++++ Testo fornito ++++
A Rainha Santa Isabel

4 luglio: Sant'Elisabetta (1271-1336), regina del Portogallo

Francisco de Zurbarán
Di Elisabetta (che era un'Aragona, e in aragonese si chiamava Isabel) sono riportati alcuni miracoli che sono, come dire, i classici miracoli da agiografo principiante, quelli che ti mettono nella valigetta il primo giorno di lavoro: guarda, se non ti viene in mente niente, racconta questa cosa. Ad esempio la regina Elisabetta aveva un paggio di cui si fidava ciecamente, ammirandone l'onestà e il timor di Dio: e gli affidava ingenti somme affinché le desse ai poveri. Un cortigiano invidioso cominciò a mettere la pulce all'orecchio di suo marito Dionigi, re del Portogallo: è evidente che quel paggio è il suo amante, ma c'è un sistema molto spiccio per liberarsene. Ordinagli di recarti presso la tal fornace, dove dovrà dire "mi manda il re"; gli operai, opportunamente istruiti, sentendo quelle parole sapranno che si tratta del cortigiano che devono gettare nel fuoco. Va bene, dice il re, facciamo così: e ordina al paggio di recarsi presso la tal fornace. Il paggio però, tenendo a Dio più che alla puntualità, prima di andare in fornace si ferma a prendere una messa. Nel frattempo il re si agita, pesta i piedi, vorrebbe sapere com'è andata la cosa, finché non ordina al cortigiano invidioso di andare alla fornace a controllare. Il cortigiano, convinto che tutto sia già finito, arriva e avverte gli operai: Ehi, mi manda il re... ovviamente non fa in tempo a finire la frase.

Un'altra volta la stessa Elisabetta stava portando del pane ai poveri, quando il marito sospettoso (e alquanto avaro) la scoprì: ferma là, cosa stai portando in grembo? E lei: ma niente, un mazzo di rose. Ora, questo miracolo ha molto più senso se è riferito a una santa che svolga una professione più umile, come Santa Zita che era una domestica, o al limite Francesca Romana che era una nobildonna, sì, ma stava a Trastevere e poteva davvero infilarsi un sacco di pane sotto il gonnellone. È appunto a causa della scarsa fantasia degli agiografi improvvisati se verso il Quattrocento questo miracolo comincia a essere attribuito a regine come Elisabetta d'Ungheria, e poi Elisabetta di Portogallo che peraltro era sua nipote. Comunque quando re Dionigi insiste per vedere cosa c'è davvero nel sacco, indovinate: il pane si è trasformato in un mazzo di rose. Per questo motivo Elisabetta è spesso ritratta coronata da rose, e Francisco de Zurbarán la ritrae con la gonna più grande che riesce a mettere nel quadro, perché se una regina deve proprio uscire di palazzo per portare pane ai poveri, sembra giusto che ne porti un'ingente quantità. In seguito viene introdotta la variante per cui a trasformarsi in un mazzo di rose non è un po' di pane, ma un sacchetto di monete che avrebbero finanziato opere di carità più degne di una regina. Ma d'altro canto cosa ci si aspetta da una santa regina?
++++ I dati ++++
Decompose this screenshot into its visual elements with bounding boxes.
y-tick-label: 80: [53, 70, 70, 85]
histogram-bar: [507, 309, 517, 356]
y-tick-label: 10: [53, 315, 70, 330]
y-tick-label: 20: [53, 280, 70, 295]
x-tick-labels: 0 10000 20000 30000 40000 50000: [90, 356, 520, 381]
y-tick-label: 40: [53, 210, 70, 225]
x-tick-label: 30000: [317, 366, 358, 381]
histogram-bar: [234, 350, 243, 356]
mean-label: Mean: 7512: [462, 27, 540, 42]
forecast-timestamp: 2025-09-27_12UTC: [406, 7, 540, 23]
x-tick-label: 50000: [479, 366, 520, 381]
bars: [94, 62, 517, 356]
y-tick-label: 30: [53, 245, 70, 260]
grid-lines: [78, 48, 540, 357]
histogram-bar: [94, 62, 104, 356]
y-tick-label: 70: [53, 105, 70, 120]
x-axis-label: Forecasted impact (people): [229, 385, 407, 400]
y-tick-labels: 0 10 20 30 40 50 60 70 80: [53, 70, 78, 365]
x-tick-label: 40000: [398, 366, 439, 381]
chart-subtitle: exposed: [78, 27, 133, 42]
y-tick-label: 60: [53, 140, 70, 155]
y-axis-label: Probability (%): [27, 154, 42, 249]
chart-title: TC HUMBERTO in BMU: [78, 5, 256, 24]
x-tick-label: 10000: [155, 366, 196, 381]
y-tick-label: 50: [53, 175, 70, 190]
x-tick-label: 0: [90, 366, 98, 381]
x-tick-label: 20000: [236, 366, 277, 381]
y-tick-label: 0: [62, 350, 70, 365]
++++
* _Dettagli esercizio_: Prosegui il testo su Sant'Elisabetta regina del Portogallo a partire dalla sua ultima frase. I record provengono da una fonte diversa.

* _Risposta scritta_:
Diverse cose. Che si sposino volentieri con il sovrano loro destinato; che gli scodellino rapidamente qualche erede maschio ma non troppi (sennò poi tocca combattere le guerre di successione); che sopportino invecchiando i tradimenti del marito e che alla sua morte si ritirino in un convento magari fondato e senz'altro finanziato da loro. Elisabetta non si scosta molto dal modello già incarnato dalla zia, Elisabetta di Turingia e Ungheria. Ci aggiunse comunque l'impegno con cui si dedicò a mettere pace tra i suoi litigiosi congiunti. In tutte le famiglie ci sono elementi così, di solito cucinano per le feste e cercano di far sedere tutti allo stesso tavolo; per Isabel invece si trattava di fermare eserciti già schierati cavalcando lungo la linea del fronte e brandendo un crocefisso, per evitare che suo figlio Alfonso Quarto attaccasse il padre Dionigi re del Portogallo e dell'Algarve. 

Cosa metteva contro il padre e il figlio? Ma le solite questioni: Dionigi sembrava preferire ad Alfonso certi fratellastri di quest'ultimo, avuti da altre donne mentre la regina Isabel chiudeva santamente gli occhi. Per quanto i genitori gli assicurassero che lui restava il legittimo primogenito, Alfonso non si fidava del tutto e dando un occhiata al suo assai intricato albero genealogico non possiamo dargli torto. La stessa Elisabetta/Isabel, pur essendo figlia di Pietro III il Grande d'Aragona, era nipotina di Manfredi di Svevia, uno dei famosi figli del grande imperatore Federico II: tutti probabilmente illegittimi (non si è ancora capito se Federico sposò o no la madre di Manfredi sul letto di morte). Quanto a papà Dionigi, era un Borgogna, figlio di Alfonso III re come lui del Portogallo, ma la madre Beatrice era figlia illegittima di un altro re Alfonso, quest'ultimo di Castiglia, e Decimo della sua serie. 

Vien da pensare che chiudere un occhio sulla legittimità degli eredi fosse l'unico modo per allargare un poco il pool genetico tra casate regnanti di Spagna, Borgogna e Sicilia, ormai ridotte a una sola famiglia neanche troppo allargata. Nota che tutti questi matrimoni tra consanguinei non impedivano agli Alfonsi e ai Dionigi di farsi comunque qualche guerra ogni tanto. Tanto più meritoria l'impresa di Sant'Elisabetta, che forse avvenne a Coimbra durante un assedio (qui avrebbe cavalcato un cavallo) e forse a Lisbona dove invece avrebbe montato una mula, o magari è capitato due volte. Non capita anche nella vostra famiglia che i litigi si somiglino un po' tutti.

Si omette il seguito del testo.